--- Start Records provided ---
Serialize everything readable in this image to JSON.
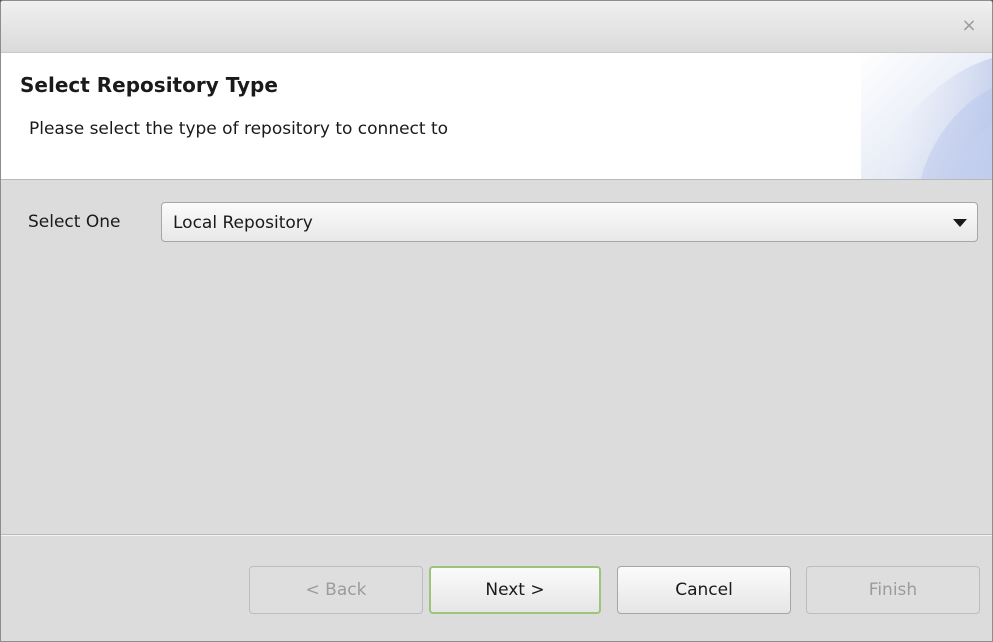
{
  "window": {
    "close_glyph": "×"
  },
  "header": {
    "title": "Select Repository Type",
    "description": "Please select the type of repository to connect to"
  },
  "form": {
    "select_label": "Select One",
    "select_value": "Local Repository"
  },
  "buttons": {
    "back": {
      "label": "< Back",
      "enabled": false
    },
    "next": {
      "label": "Next >",
      "enabled": true,
      "default": true
    },
    "cancel": {
      "label": "Cancel",
      "enabled": true
    },
    "finish": {
      "label": "Finish",
      "enabled": false
    }
  },
  "colors": {
    "dialog_background": "#dcdcdc",
    "header_background": "#ffffff",
    "default_button_border": "#9cc47c",
    "disabled_text": "#9c9c9c"
  }
}
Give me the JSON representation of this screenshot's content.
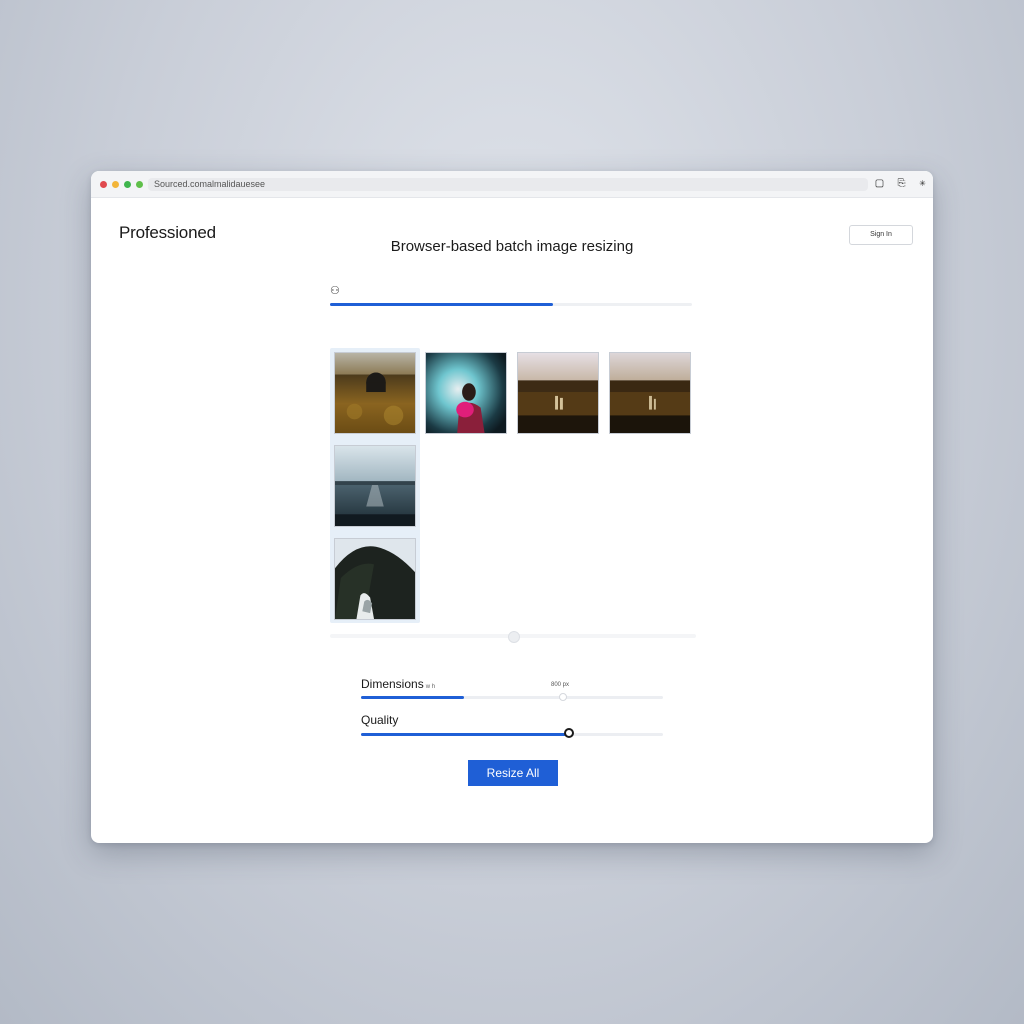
--- End Records provided ---
- _Exercise goal_
Copy every record above exactly, leaving out the pictures.

- _Answer to this exercise_
Serialize everything readable in this image to JSON.
{
  "window": {
    "close_glyph": "×"
  },
  "header": {
    "title": "Select Repository Type",
    "description": "Please select the type of repository to connect to"
  },
  "form": {
    "select_label": "Select One",
    "select_value": "Local Repository"
  },
  "buttons": {
    "back": {
      "label": "< Back",
      "enabled": false
    },
    "next": {
      "label": "Next >",
      "enabled": true,
      "default": true
    },
    "cancel": {
      "label": "Cancel",
      "enabled": true
    },
    "finish": {
      "label": "Finish",
      "enabled": false
    }
  },
  "colors": {
    "dialog_background": "#dcdcdc",
    "header_background": "#ffffff",
    "default_button_border": "#9cc47c",
    "disabled_text": "#9c9c9c"
  }
}
Give me the JSON representation of this screenshot's content.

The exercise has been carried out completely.